● Entries supplied:
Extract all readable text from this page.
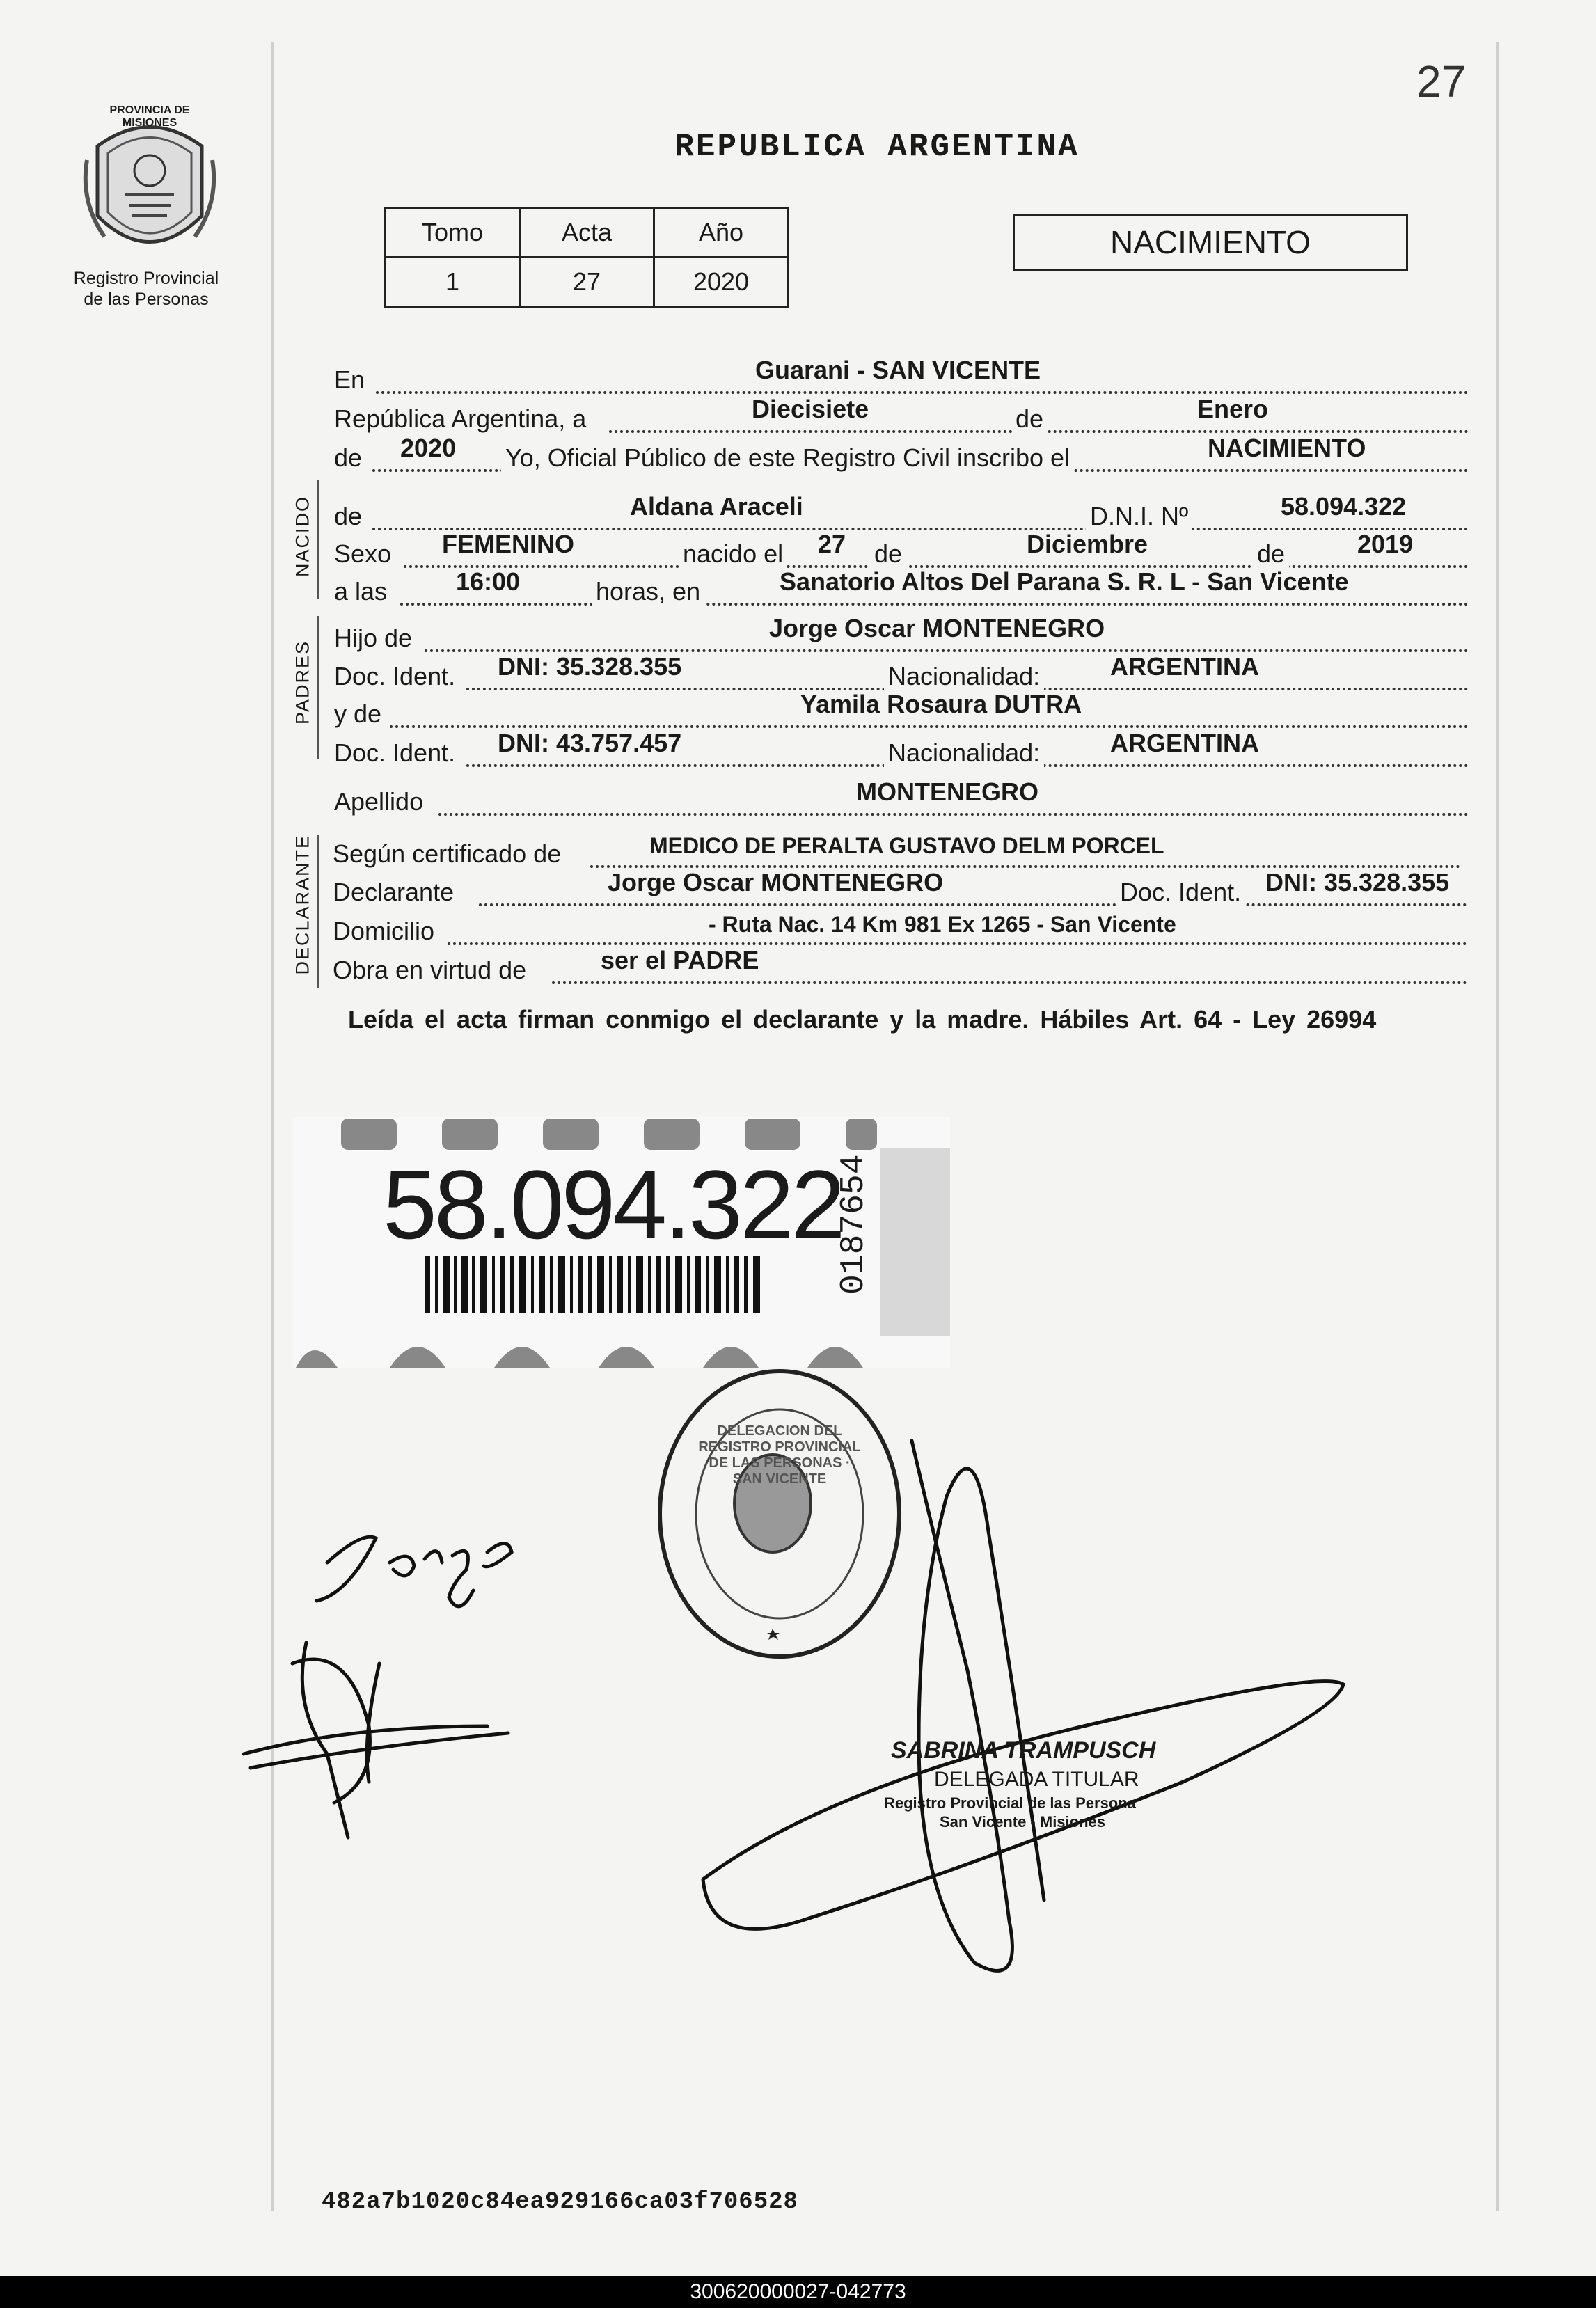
27
PROVINCIA DE MISIONES
Registro Provincial
de las Personas
REPUBLICA ARGENTINA
Tomo	Acta	Año
1	27	2020
NACIMIENTO
En	Guarani - SAN VICENTE
República Argentina, a	Diecisiete	de	Enero
de 2020 Yo, Oficial Público de este Registro Civil inscribo el	NACIMIENTO
NACIDO de	Aldana Araceli	D.N.I. Nº	58.094.322
Sexo FEMENINO	nacido el 27 de	Diciembre	de	2019
a las	16:00	horas, en	Sanatorio Altos Del Parana S. R. L - San Vicente
PADRES
Hijo de	Jorge Oscar MONTENEGRO
Doc. Ident. DNI: 35.328.355	Nacionalidad:	ARGENTINA
y de	Yamila Rosaura DUTRA
Doc. Ident. DNI: 43.757.457	Nacionalidad:	ARGENTINA
Apellido	MONTENEGRO
DECLARANTE Según certificado de	MEDICO DE PERALTA GUSTAVO DELM PORCEL
Declarante	Jorge Oscar MONTENEGRO	Doc. Ident. DNI: 35.328.355
Domicilio	- Ruta Nac. 14 Km 981 Ex 1265 - San Vicente
Obra en virtud de	ser el PADRE
Leída el acta firman conmigo el declarante y la madre. Hábiles Art. 64 - Ley 26994
58.094.322
0187654
DELEGACION DEL REGISTRO PROVINCIAL DE LAS PERSONAS · SAN VICENTE
SABRINA TRAMPUSCH
DELEGADA TITULAR
Registro Provincial de las Persona
San Vicente - Misiones
482a7b1020c84ea929166ca03f706528
300620000027-042773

● Written task: Pictures excluded, quote all the data above exactly.

● Output:
Extract all readable text from this page.
27
PROVINCIA DE MISIONES
Registro Provincial
de las Personas
REPUBLICA ARGENTINA
Tomo	Acta	Año
1	27	2020
NACIMIENTO
En	Guarani - SAN VICENTE
República Argentina, a	Diecisiete	de	Enero
de 2020 Yo, Oficial Público de este Registro Civil inscribo el	NACIMIENTO
NACIDO de	Aldana Araceli	D.N.I. Nº	58.094.322
Sexo FEMENINO	nacido el 27 de	Diciembre	de	2019
a las	16:00	horas, en	Sanatorio Altos Del Parana S. R. L - San Vicente
PADRES
Hijo de	Jorge Oscar MONTENEGRO
Doc. Ident. DNI: 35.328.355	Nacionalidad:	ARGENTINA
y de	Yamila Rosaura DUTRA
Doc. Ident. DNI: 43.757.457	Nacionalidad:	ARGENTINA
Apellido	MONTENEGRO
DECLARANTE Según certificado de	MEDICO DE PERALTA GUSTAVO DELM PORCEL
Declarante	Jorge Oscar MONTENEGRO	Doc. Ident. DNI: 35.328.355
Domicilio	- Ruta Nac. 14 Km 981 Ex 1265 - San Vicente
Obra en virtud de	ser el PADRE
Leída el acta firman conmigo el declarante y la madre. Hábiles Art. 64 - Ley 26994
58.094.322
0187654
DELEGACION DEL REGISTRO PROVINCIAL DE LAS PERSONAS · SAN VICENTE
SABRINA TRAMPUSCH
DELEGADA TITULAR
Registro Provincial de las Persona
San Vicente - Misiones
482a7b1020c84ea929166ca03f706528
300620000027-042773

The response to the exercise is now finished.